PROBLEM DETAILS —
Write out all the entries word for word and omit any pictures.

Stored records —

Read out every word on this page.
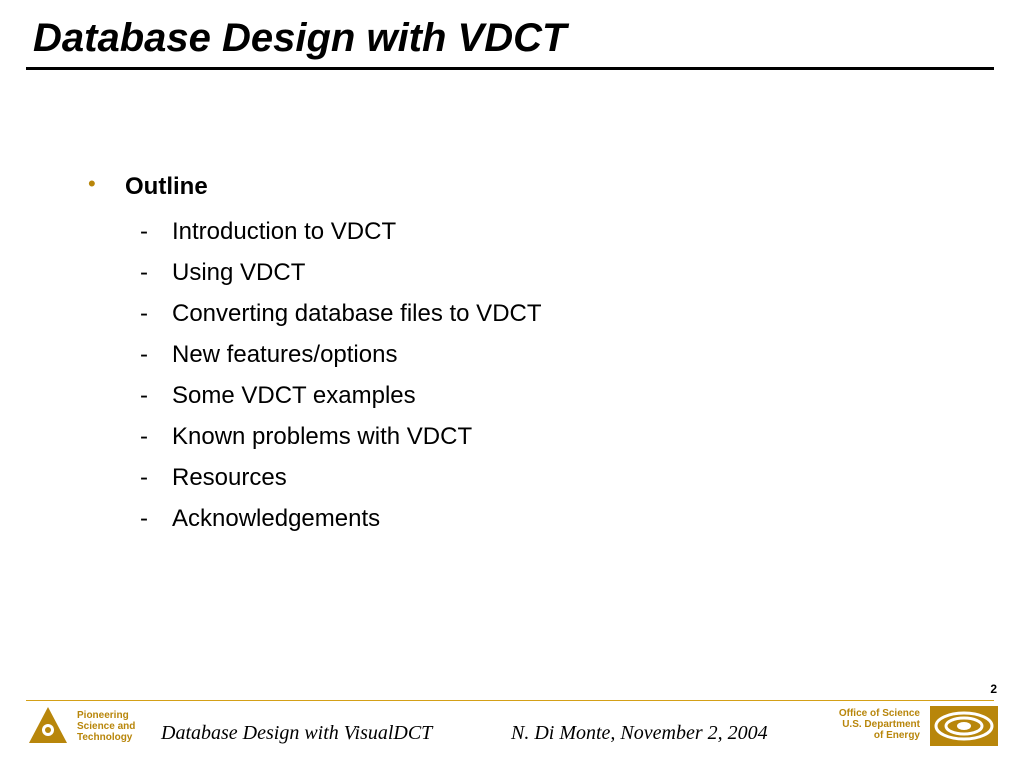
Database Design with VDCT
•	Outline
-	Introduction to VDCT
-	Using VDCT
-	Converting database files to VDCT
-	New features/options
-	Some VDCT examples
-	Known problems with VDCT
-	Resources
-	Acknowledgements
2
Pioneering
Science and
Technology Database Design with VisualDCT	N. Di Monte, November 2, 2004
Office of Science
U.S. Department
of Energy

WRITTEN RESPONSE —
Read out every word on this page.
Database Design with VDCT
•	Outline
-	Introduction to VDCT
-	Using VDCT
-	Converting database files to VDCT
-	New features/options
-	Some VDCT examples
-	Known problems with VDCT
-	Resources
-	Acknowledgements
2
Pioneering
Science and
Technology Database Design with VisualDCT	N. Di Monte, November 2, 2004
Office of Science
U.S. Department
of Energy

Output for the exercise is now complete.